• _WHAT THE EXERCISE ASKS_: Tally the lines that hold the string "CORRELATION", and reply with the count alone.

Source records

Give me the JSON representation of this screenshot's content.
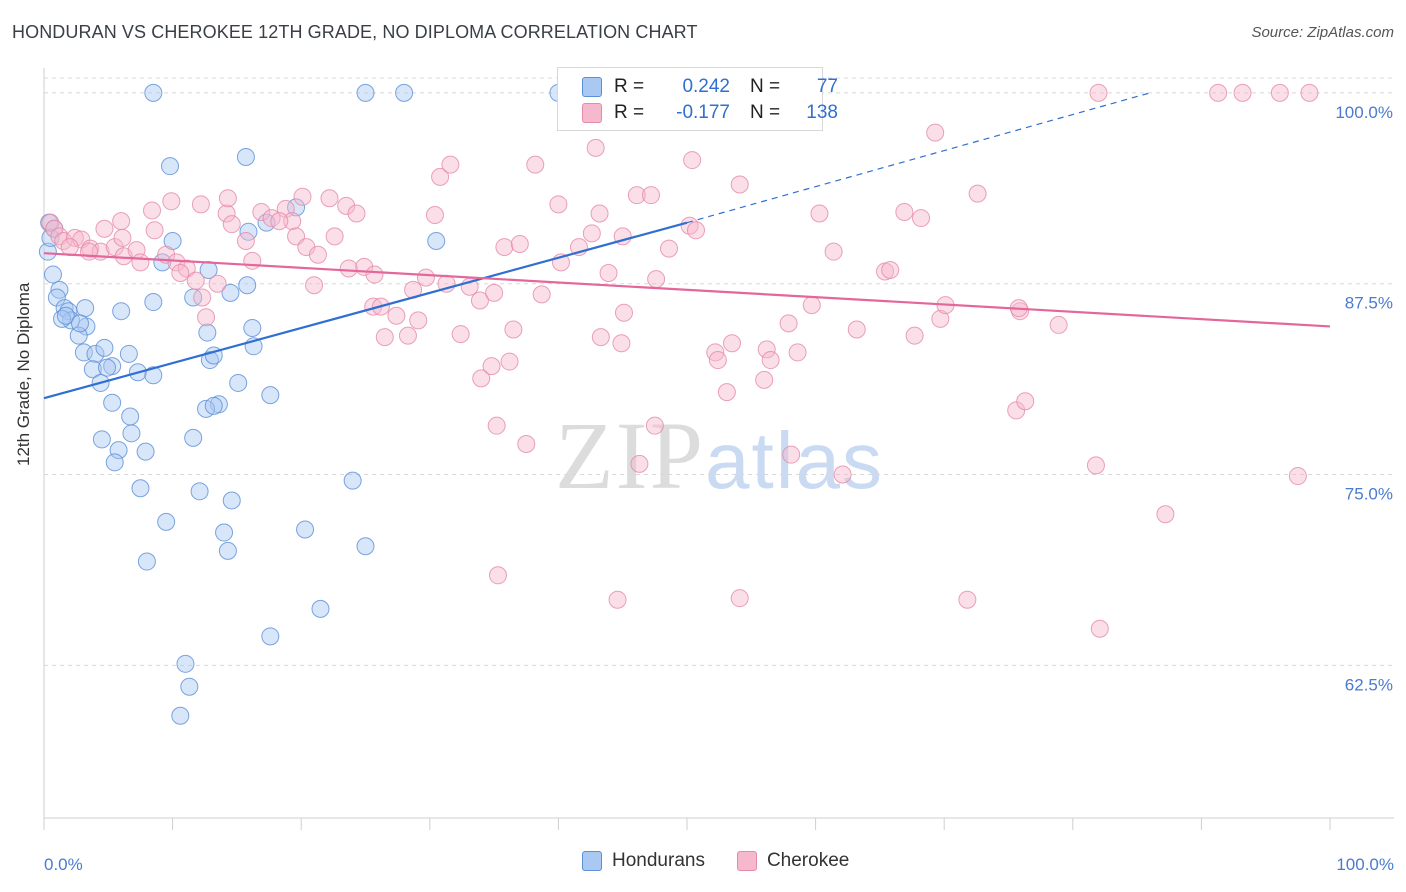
{
  "title": "HONDURAN VS CHEROKEE 12TH GRADE, NO DIPLOMA CORRELATION CHART",
  "source": "Source: ZipAtlas.com",
  "watermark": {
    "zip": "ZIP",
    "atlas": "atlas"
  },
  "legend_stats": {
    "r_label": "R =",
    "n_label": "N =",
    "rows": [
      {
        "r": "0.242",
        "n": "77"
      },
      {
        "r": "-0.177",
        "n": "138"
      }
    ]
  },
  "colors": {
    "hondurans_fill": "#a9c8f2",
    "hondurans_stroke": "#5b8fd6",
    "hondurans_line": "#2f6fd1",
    "cherokee_fill": "#f6b8cc",
    "cherokee_stroke": "#e58aa8",
    "cherokee_line": "#e3679a",
    "grid": "#d8d8d8",
    "tick_text": "#4a7bd0"
  },
  "chart_data": {
    "type": "scatter",
    "title": "HONDURAN VS CHEROKEE 12TH GRADE, NO DIPLOMA CORRELATION CHART",
    "xlabel": "",
    "ylabel": "12th Grade, No Diploma",
    "xlim": [
      0,
      100
    ],
    "ylim": [
      52.5,
      101.5
    ],
    "x_tick_labels": [
      "0.0%",
      "100.0%"
    ],
    "y_ticks": [
      62.5,
      75.0,
      87.5,
      100.0
    ],
    "y_tick_labels": [
      "62.5%",
      "75.0%",
      "87.5%",
      "100.0%"
    ],
    "grid": "horizontal dashed",
    "legend_placement": "top-center",
    "series": [
      {
        "name": "Hondurans",
        "r": 0.242,
        "n": 77,
        "trend": {
          "x": [
            0,
            50
          ],
          "y": [
            80.0,
            91.5
          ],
          "dashed_extension": {
            "x": [
              50,
              86
            ],
            "y": [
              91.5,
              100.0
            ]
          }
        },
        "points": [
          [
            8.5,
            100
          ],
          [
            25,
            100
          ],
          [
            28,
            100
          ],
          [
            40,
            100
          ],
          [
            9.8,
            95.2
          ],
          [
            15.7,
            95.8
          ],
          [
            0.4,
            91.5
          ],
          [
            0.3,
            89.6
          ],
          [
            0.7,
            88.1
          ],
          [
            1.2,
            87.1
          ],
          [
            1.0,
            86.6
          ],
          [
            1.6,
            85.9
          ],
          [
            1.9,
            85.7
          ],
          [
            2.1,
            85.1
          ],
          [
            3.2,
            85.9
          ],
          [
            3.3,
            84.7
          ],
          [
            1.4,
            85.2
          ],
          [
            2.7,
            84.1
          ],
          [
            6.0,
            85.7
          ],
          [
            3.1,
            83.0
          ],
          [
            4.0,
            82.9
          ],
          [
            4.7,
            83.3
          ],
          [
            5.3,
            82.1
          ],
          [
            6.6,
            82.9
          ],
          [
            7.3,
            81.7
          ],
          [
            3.8,
            81.9
          ],
          [
            4.4,
            81.0
          ],
          [
            8.5,
            81.5
          ],
          [
            12.7,
            84.3
          ],
          [
            12.9,
            82.5
          ],
          [
            13.2,
            82.8
          ],
          [
            14.5,
            86.9
          ],
          [
            16.2,
            84.6
          ],
          [
            16.3,
            83.4
          ],
          [
            11.6,
            86.6
          ],
          [
            8.5,
            86.3
          ],
          [
            9.2,
            88.9
          ],
          [
            10.0,
            90.3
          ],
          [
            12.8,
            88.4
          ],
          [
            15.8,
            87.4
          ],
          [
            17.3,
            91.5
          ],
          [
            15.9,
            90.9
          ],
          [
            19.6,
            92.5
          ],
          [
            30.5,
            90.3
          ],
          [
            17.6,
            80.2
          ],
          [
            15.1,
            81.0
          ],
          [
            13.6,
            79.6
          ],
          [
            12.6,
            79.3
          ],
          [
            13.2,
            79.5
          ],
          [
            5.3,
            79.7
          ],
          [
            6.7,
            78.8
          ],
          [
            6.8,
            77.7
          ],
          [
            4.5,
            77.3
          ],
          [
            5.8,
            76.6
          ],
          [
            7.9,
            76.5
          ],
          [
            11.6,
            77.4
          ],
          [
            5.5,
            75.8
          ],
          [
            7.5,
            74.1
          ],
          [
            12.1,
            73.9
          ],
          [
            14.6,
            73.3
          ],
          [
            24.0,
            74.6
          ],
          [
            9.5,
            71.9
          ],
          [
            14.0,
            71.2
          ],
          [
            20.3,
            71.4
          ],
          [
            25.0,
            70.3
          ],
          [
            14.3,
            70.0
          ],
          [
            8.0,
            69.3
          ],
          [
            21.5,
            66.2
          ],
          [
            17.6,
            64.4
          ],
          [
            11.0,
            62.6
          ],
          [
            11.3,
            61.1
          ],
          [
            10.6,
            59.2
          ],
          [
            0.8,
            91.1
          ],
          [
            0.5,
            90.5
          ],
          [
            1.7,
            85.4
          ],
          [
            2.8,
            84.9
          ],
          [
            4.9,
            82.0
          ]
        ]
      },
      {
        "name": "Cherokee",
        "r": -0.177,
        "n": 138,
        "trend": {
          "x": [
            0,
            100
          ],
          "y": [
            89.5,
            84.7
          ]
        },
        "points": [
          [
            0.5,
            91.5
          ],
          [
            0.8,
            91.1
          ],
          [
            1.2,
            90.6
          ],
          [
            1.5,
            90.3
          ],
          [
            2.4,
            90.5
          ],
          [
            2.9,
            90.4
          ],
          [
            3.6,
            89.8
          ],
          [
            4.4,
            89.6
          ],
          [
            5.5,
            89.9
          ],
          [
            6.2,
            89.3
          ],
          [
            7.2,
            89.7
          ],
          [
            8.6,
            91.0
          ],
          [
            9.5,
            89.4
          ],
          [
            10.3,
            88.9
          ],
          [
            11.1,
            88.5
          ],
          [
            11.8,
            87.7
          ],
          [
            12.3,
            86.6
          ],
          [
            13.5,
            87.5
          ],
          [
            12.6,
            85.3
          ],
          [
            8.4,
            92.3
          ],
          [
            6.0,
            91.6
          ],
          [
            6.1,
            90.5
          ],
          [
            9.9,
            92.9
          ],
          [
            12.2,
            92.7
          ],
          [
            14.2,
            92.1
          ],
          [
            14.6,
            91.4
          ],
          [
            15.7,
            90.3
          ],
          [
            16.9,
            92.2
          ],
          [
            17.7,
            91.8
          ],
          [
            18.8,
            92.4
          ],
          [
            19.3,
            91.6
          ],
          [
            19.6,
            90.6
          ],
          [
            20.4,
            89.9
          ],
          [
            21.3,
            89.4
          ],
          [
            22.2,
            93.1
          ],
          [
            23.5,
            92.6
          ],
          [
            24.3,
            92.1
          ],
          [
            21.0,
            87.4
          ],
          [
            23.7,
            88.5
          ],
          [
            24.9,
            88.6
          ],
          [
            25.6,
            86.0
          ],
          [
            26.2,
            86.0
          ],
          [
            27.4,
            85.4
          ],
          [
            26.5,
            84.0
          ],
          [
            28.3,
            84.1
          ],
          [
            28.7,
            87.1
          ],
          [
            29.7,
            87.9
          ],
          [
            31.3,
            87.5
          ],
          [
            30.4,
            92.0
          ],
          [
            30.8,
            94.5
          ],
          [
            31.6,
            95.3
          ],
          [
            33.1,
            87.3
          ],
          [
            33.9,
            86.4
          ],
          [
            35.0,
            86.9
          ],
          [
            32.4,
            84.2
          ],
          [
            34.0,
            81.3
          ],
          [
            35.2,
            78.2
          ],
          [
            34.8,
            82.1
          ],
          [
            35.8,
            89.9
          ],
          [
            36.5,
            84.5
          ],
          [
            37.0,
            90.1
          ],
          [
            38.7,
            86.8
          ],
          [
            36.2,
            82.4
          ],
          [
            37.5,
            77.0
          ],
          [
            38.2,
            95.3
          ],
          [
            40.0,
            92.7
          ],
          [
            40.2,
            88.9
          ],
          [
            41.6,
            89.9
          ],
          [
            42.6,
            90.8
          ],
          [
            43.2,
            92.1
          ],
          [
            42.9,
            96.4
          ],
          [
            43.3,
            84.0
          ],
          [
            45.0,
            90.6
          ],
          [
            45.1,
            85.6
          ],
          [
            43.9,
            88.2
          ],
          [
            46.1,
            93.3
          ],
          [
            47.6,
            87.8
          ],
          [
            47.2,
            93.3
          ],
          [
            44.9,
            83.6
          ],
          [
            46.3,
            75.7
          ],
          [
            47.5,
            78.2
          ],
          [
            48.6,
            89.8
          ],
          [
            50.2,
            91.3
          ],
          [
            50.7,
            91.0
          ],
          [
            47.6,
            100
          ],
          [
            50.4,
            95.6
          ],
          [
            52.2,
            83.0
          ],
          [
            52.4,
            82.5
          ],
          [
            53.1,
            80.4
          ],
          [
            53.5,
            83.6
          ],
          [
            54.1,
            94.0
          ],
          [
            55.4,
            100
          ],
          [
            56.0,
            81.2
          ],
          [
            56.2,
            83.2
          ],
          [
            56.5,
            82.5
          ],
          [
            57.9,
            84.9
          ],
          [
            58.6,
            83.0
          ],
          [
            58.1,
            76.3
          ],
          [
            59.7,
            86.1
          ],
          [
            60.3,
            92.1
          ],
          [
            61.4,
            89.6
          ],
          [
            62.1,
            75.0
          ],
          [
            63.2,
            84.5
          ],
          [
            65.4,
            88.3
          ],
          [
            65.8,
            88.4
          ],
          [
            66.9,
            92.2
          ],
          [
            67.7,
            84.1
          ],
          [
            68.2,
            91.8
          ],
          [
            69.7,
            85.2
          ],
          [
            69.3,
            97.4
          ],
          [
            70.1,
            86.1
          ],
          [
            72.6,
            93.4
          ],
          [
            75.6,
            79.2
          ],
          [
            75.9,
            85.7
          ],
          [
            76.3,
            79.8
          ],
          [
            78.9,
            84.8
          ],
          [
            81.8,
            75.6
          ],
          [
            82.1,
            64.9
          ],
          [
            82.0,
            100
          ],
          [
            87.2,
            72.4
          ],
          [
            91.3,
            100
          ],
          [
            93.2,
            100
          ],
          [
            96.1,
            100
          ],
          [
            98.4,
            100
          ],
          [
            97.5,
            74.9
          ],
          [
            35.3,
            68.4
          ],
          [
            44.6,
            66.8
          ],
          [
            54.1,
            66.9
          ],
          [
            71.8,
            66.8
          ],
          [
            75.8,
            85.9
          ],
          [
            2.0,
            89.9
          ],
          [
            3.5,
            89.6
          ],
          [
            4.7,
            91.1
          ],
          [
            7.5,
            88.9
          ],
          [
            10.6,
            88.2
          ],
          [
            14.3,
            93.1
          ],
          [
            16.2,
            89.0
          ],
          [
            18.3,
            91.6
          ],
          [
            20.1,
            93.2
          ],
          [
            22.6,
            90.6
          ],
          [
            25.7,
            88.1
          ],
          [
            29.1,
            85.1
          ]
        ]
      }
    ]
  },
  "bottom_legend": [
    {
      "label": "Hondurans"
    },
    {
      "label": "Cherokee"
    }
  ]
}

• _ANSWER BELOW_: 2